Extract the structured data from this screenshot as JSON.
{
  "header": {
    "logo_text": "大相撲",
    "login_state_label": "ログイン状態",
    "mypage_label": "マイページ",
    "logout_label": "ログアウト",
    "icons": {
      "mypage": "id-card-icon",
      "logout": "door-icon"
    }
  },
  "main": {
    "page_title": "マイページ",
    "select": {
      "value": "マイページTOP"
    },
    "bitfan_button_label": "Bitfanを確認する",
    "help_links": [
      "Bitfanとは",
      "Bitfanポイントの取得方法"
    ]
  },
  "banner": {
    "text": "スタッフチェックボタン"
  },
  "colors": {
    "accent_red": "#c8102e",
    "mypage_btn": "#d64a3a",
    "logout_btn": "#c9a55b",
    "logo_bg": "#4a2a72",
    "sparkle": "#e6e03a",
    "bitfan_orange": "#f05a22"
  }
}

──────

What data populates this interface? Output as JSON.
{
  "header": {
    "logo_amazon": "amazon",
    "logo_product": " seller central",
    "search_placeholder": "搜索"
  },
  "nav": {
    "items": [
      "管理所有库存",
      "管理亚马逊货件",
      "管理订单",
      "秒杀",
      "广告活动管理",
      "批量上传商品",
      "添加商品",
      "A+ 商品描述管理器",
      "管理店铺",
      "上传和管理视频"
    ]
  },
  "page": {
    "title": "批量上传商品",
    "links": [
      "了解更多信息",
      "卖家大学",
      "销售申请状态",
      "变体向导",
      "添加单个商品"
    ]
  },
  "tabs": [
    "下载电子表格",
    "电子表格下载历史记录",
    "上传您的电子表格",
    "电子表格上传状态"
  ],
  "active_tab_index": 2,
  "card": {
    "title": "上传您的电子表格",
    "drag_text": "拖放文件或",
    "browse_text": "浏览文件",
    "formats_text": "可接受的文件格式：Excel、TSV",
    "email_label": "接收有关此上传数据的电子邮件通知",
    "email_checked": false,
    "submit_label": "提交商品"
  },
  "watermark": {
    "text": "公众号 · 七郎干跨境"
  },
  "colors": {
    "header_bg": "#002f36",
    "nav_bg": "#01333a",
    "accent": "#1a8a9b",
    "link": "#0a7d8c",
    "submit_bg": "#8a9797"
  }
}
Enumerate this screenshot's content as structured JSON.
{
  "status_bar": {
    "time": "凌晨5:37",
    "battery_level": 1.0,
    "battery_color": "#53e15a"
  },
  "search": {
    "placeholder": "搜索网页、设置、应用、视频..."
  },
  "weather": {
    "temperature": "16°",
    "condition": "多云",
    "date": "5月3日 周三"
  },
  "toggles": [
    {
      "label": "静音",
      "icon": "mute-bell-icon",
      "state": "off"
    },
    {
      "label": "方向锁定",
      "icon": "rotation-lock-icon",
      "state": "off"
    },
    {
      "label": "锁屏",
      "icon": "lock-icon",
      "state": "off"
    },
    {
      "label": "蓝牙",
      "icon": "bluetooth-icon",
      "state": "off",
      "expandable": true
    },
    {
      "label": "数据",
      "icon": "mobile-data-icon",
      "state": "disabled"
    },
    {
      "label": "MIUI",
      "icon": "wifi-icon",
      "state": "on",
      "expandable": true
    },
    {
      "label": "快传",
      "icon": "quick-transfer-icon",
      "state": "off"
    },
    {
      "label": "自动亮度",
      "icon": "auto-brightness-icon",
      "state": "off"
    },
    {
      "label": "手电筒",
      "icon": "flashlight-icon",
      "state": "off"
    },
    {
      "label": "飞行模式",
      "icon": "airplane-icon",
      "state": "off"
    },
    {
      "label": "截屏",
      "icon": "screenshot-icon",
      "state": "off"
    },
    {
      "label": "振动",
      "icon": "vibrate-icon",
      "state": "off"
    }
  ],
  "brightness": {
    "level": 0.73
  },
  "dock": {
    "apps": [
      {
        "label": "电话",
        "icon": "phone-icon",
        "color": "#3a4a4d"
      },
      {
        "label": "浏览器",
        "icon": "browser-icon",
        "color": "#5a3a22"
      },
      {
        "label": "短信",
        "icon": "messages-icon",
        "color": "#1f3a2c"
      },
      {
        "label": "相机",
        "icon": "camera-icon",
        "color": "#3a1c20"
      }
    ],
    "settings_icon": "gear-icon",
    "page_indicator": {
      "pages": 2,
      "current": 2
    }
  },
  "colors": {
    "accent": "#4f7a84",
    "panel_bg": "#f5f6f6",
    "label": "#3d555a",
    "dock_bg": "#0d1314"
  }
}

──────

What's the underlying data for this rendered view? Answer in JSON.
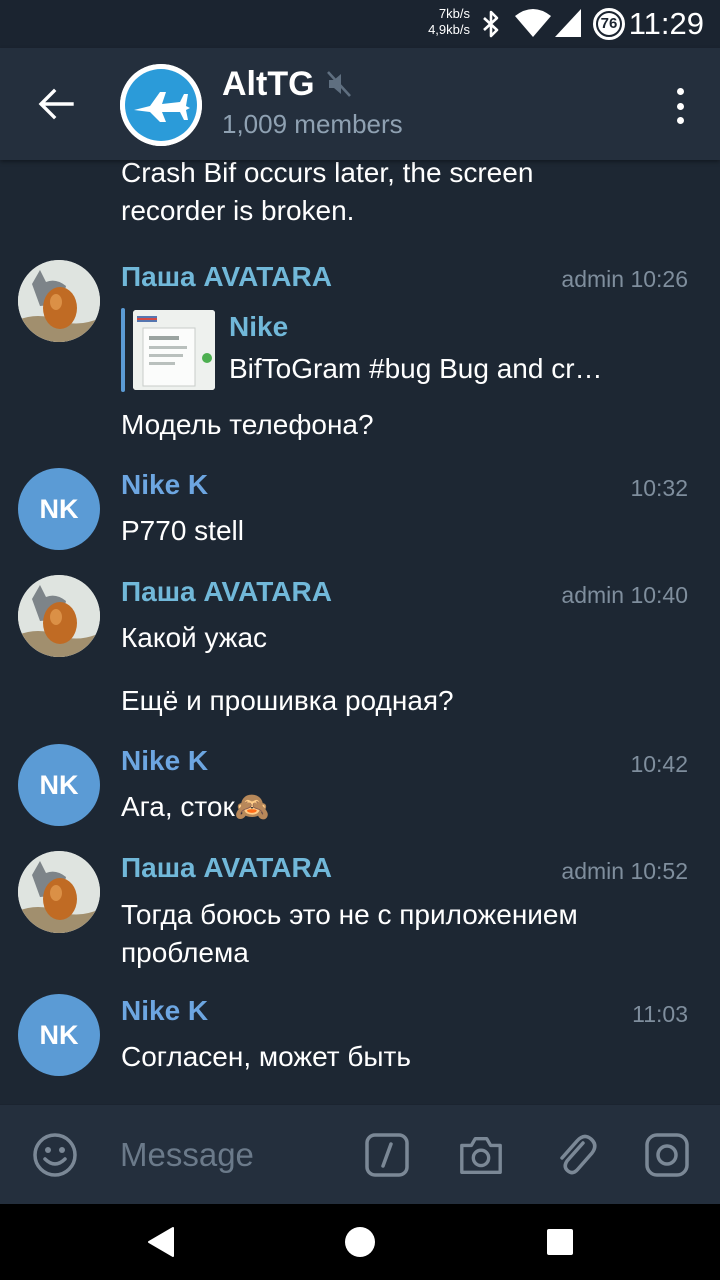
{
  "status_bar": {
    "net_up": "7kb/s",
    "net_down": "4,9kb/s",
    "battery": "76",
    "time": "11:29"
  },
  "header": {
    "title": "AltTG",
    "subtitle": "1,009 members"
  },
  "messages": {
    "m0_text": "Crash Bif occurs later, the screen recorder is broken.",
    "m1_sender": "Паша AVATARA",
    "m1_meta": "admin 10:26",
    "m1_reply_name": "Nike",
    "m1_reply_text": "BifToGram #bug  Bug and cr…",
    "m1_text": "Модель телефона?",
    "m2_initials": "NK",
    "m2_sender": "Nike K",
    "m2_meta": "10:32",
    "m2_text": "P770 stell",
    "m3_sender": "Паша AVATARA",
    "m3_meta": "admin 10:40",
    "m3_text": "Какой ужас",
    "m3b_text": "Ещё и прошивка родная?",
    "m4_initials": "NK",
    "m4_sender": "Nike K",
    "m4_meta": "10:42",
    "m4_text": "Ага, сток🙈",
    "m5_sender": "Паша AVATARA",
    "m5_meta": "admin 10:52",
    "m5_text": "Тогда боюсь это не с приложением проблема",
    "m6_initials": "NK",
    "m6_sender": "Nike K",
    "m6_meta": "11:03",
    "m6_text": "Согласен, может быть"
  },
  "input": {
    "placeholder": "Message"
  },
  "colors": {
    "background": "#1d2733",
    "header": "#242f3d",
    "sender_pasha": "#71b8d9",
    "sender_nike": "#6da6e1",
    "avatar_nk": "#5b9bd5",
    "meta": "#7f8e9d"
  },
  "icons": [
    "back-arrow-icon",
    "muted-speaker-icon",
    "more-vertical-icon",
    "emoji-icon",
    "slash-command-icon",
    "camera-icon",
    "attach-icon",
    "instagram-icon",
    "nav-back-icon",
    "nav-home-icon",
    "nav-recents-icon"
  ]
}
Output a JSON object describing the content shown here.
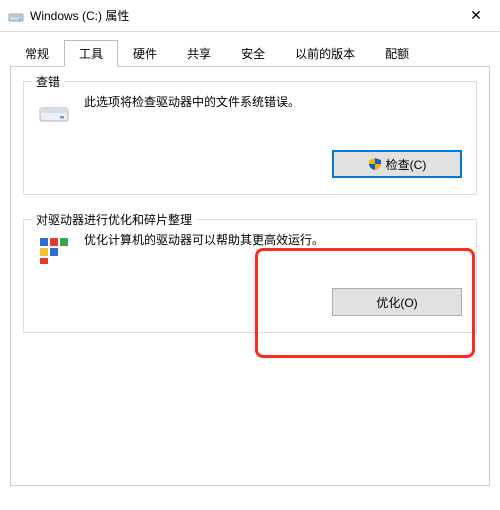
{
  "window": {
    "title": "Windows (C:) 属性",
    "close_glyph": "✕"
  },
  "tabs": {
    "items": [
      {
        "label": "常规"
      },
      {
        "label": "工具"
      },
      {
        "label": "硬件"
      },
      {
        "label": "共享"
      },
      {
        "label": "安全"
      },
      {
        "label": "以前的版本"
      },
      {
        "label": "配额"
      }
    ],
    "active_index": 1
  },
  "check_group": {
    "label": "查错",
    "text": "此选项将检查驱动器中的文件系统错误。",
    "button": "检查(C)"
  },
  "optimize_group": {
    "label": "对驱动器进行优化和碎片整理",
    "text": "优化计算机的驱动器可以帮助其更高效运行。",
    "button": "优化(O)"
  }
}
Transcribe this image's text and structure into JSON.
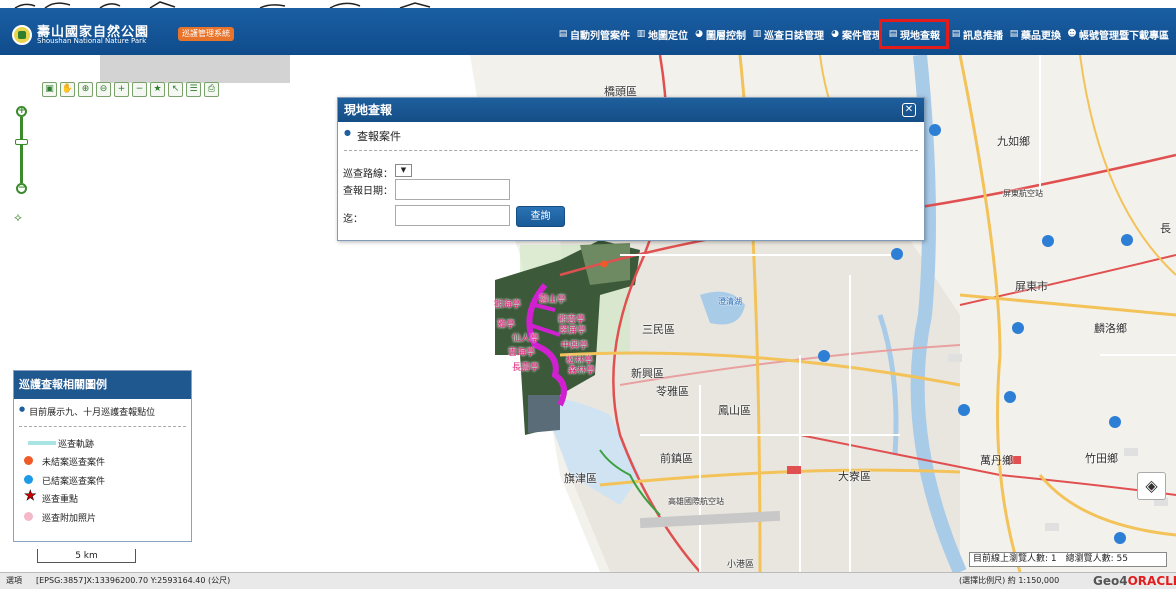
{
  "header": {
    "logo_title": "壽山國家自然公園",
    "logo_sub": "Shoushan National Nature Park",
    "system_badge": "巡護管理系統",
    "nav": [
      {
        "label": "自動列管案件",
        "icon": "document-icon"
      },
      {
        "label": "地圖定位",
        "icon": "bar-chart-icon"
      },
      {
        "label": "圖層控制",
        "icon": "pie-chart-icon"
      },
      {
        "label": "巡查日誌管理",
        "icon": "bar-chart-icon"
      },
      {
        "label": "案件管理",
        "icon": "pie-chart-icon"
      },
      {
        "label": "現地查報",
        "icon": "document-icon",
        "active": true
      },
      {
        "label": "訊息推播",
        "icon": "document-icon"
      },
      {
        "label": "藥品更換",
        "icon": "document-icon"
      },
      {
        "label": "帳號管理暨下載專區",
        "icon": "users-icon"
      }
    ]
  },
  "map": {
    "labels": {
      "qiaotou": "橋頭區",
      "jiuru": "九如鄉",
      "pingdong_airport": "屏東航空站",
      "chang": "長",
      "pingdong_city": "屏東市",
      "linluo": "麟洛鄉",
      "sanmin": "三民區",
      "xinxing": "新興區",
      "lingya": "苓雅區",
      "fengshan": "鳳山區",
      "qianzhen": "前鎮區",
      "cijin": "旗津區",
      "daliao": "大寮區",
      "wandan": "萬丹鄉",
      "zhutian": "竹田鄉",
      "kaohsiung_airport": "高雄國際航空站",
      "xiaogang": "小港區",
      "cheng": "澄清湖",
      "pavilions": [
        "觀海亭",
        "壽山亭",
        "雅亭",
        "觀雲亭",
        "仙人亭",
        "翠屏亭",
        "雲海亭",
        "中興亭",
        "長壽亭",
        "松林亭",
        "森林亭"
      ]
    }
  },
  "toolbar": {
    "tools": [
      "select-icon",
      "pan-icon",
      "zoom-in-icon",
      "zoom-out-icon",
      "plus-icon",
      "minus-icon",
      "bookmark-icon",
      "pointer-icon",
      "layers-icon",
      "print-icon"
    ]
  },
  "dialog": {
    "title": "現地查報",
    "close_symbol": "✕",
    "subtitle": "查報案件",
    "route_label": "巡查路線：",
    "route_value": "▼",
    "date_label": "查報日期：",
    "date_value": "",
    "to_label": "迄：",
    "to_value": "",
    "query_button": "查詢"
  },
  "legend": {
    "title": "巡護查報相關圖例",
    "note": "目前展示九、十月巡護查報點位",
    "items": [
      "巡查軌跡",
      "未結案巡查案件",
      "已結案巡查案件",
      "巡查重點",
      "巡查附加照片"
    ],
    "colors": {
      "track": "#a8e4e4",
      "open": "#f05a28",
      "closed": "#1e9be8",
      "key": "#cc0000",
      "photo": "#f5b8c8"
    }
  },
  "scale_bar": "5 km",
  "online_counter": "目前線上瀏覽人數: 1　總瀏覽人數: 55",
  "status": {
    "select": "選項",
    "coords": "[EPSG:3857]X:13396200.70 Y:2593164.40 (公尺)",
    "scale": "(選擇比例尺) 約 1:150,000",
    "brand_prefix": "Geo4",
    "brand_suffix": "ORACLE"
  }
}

──────

_AIM_. Extract every line from the records above that contains the word "this".

_RESPONSE_.
Extract the structured data from this screenshot as JSON.
What data populates this interface? Output as JSON.
Enumerate this screenshot's content as structured JSON.
What's the underlying data for this rendered view? Answer in JSON.
Transcribe this image's text and structure into JSON.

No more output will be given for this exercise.